-- TASK DESCRIPTION --
Quote all lines below exactly. Images stay out.

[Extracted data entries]
····················
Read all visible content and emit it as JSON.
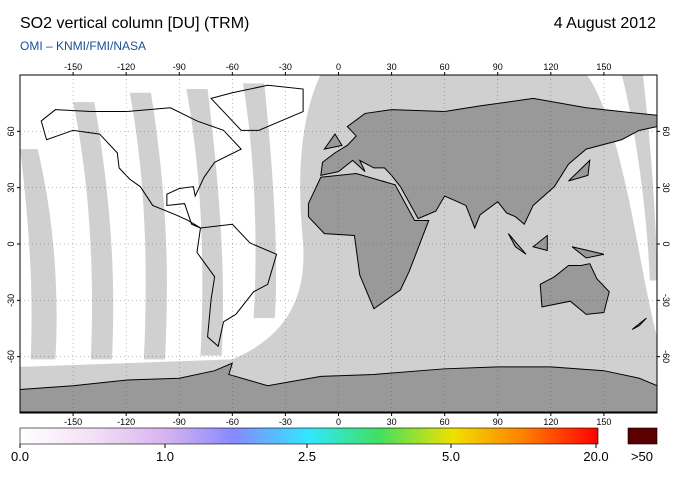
{
  "header": {
    "title": "SO2 vertical column [DU] (TRM)",
    "date": "4 August 2012",
    "subtitle": "OMI  –  KNMI/FMI/NASA"
  },
  "map": {
    "lon_ticks": [
      -150,
      -120,
      -90,
      -60,
      -30,
      0,
      30,
      60,
      90,
      120,
      150
    ],
    "lat_ticks": [
      60,
      30,
      0,
      -30,
      -60
    ]
  },
  "colorbar": {
    "labels": [
      "0.0",
      "1.0",
      "2.5",
      "5.0",
      "20.0"
    ],
    "overflow_label": ">50"
  }
}
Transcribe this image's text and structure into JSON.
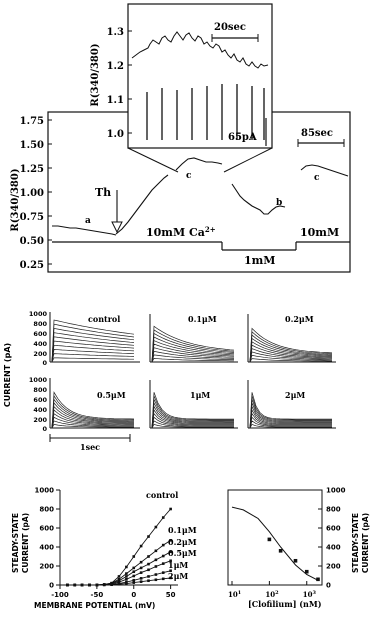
····················
-- COMPLETE OUTPUT --
Read all visible content and emit it as JSON.
{
  "header": {
    "title": "SO2 vertical column [DU] (TRM)",
    "date": "4 August 2012",
    "subtitle": "OMI  –  KNMI/FMI/NASA"
  },
  "map": {
    "lon_ticks": [
      -150,
      -120,
      -90,
      -60,
      -30,
      0,
      30,
      60,
      90,
      120,
      150
    ],
    "lat_ticks": [
      60,
      30,
      0,
      -30,
      -60
    ]
  },
  "colorbar": {
    "labels": [
      "0.0",
      "1.0",
      "2.5",
      "5.0",
      "20.0"
    ],
    "overflow_label": ">50"
  }
}
Transcribe this image's text and structure into JSON.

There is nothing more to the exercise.